What to do —
Without skipping anything, write out each record below exactly.

---------- Stored rows

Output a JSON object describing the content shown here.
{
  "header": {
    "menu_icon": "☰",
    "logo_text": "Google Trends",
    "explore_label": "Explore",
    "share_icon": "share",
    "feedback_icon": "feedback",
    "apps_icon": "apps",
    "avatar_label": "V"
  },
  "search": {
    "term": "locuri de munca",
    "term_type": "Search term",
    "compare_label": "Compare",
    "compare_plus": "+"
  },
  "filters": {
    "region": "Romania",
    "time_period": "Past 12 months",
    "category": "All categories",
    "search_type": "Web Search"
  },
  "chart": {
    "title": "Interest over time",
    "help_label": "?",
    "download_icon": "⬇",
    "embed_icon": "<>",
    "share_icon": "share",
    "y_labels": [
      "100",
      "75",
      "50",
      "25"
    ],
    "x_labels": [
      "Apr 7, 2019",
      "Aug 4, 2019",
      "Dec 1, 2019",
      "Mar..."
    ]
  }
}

--------------------

Result of this exercise —
Output a JSON object describing the content shown here.
{
  "header": {
    "menu_icon": "☰",
    "logo_text": "Google Trends",
    "explore_label": "Explore",
    "share_icon": "share",
    "feedback_icon": "feedback",
    "apps_icon": "apps",
    "avatar_label": "V"
  },
  "search": {
    "term": "locuri de munca",
    "term_type": "Search term",
    "compare_label": "Compare",
    "compare_plus": "+"
  },
  "filters": {
    "region": "Romania",
    "time_period": "Past 12 months",
    "category": "All categories",
    "search_type": "Web Search"
  },
  "chart": {
    "title": "Interest over time",
    "help_label": "?",
    "download_icon": "⬇",
    "embed_icon": "<>",
    "share_icon": "share",
    "y_labels": [
      "100",
      "75",
      "50",
      "25"
    ],
    "x_labels": [
      "Apr 7, 2019",
      "Aug 4, 2019",
      "Dec 1, 2019",
      "Mar..."
    ]
  }
}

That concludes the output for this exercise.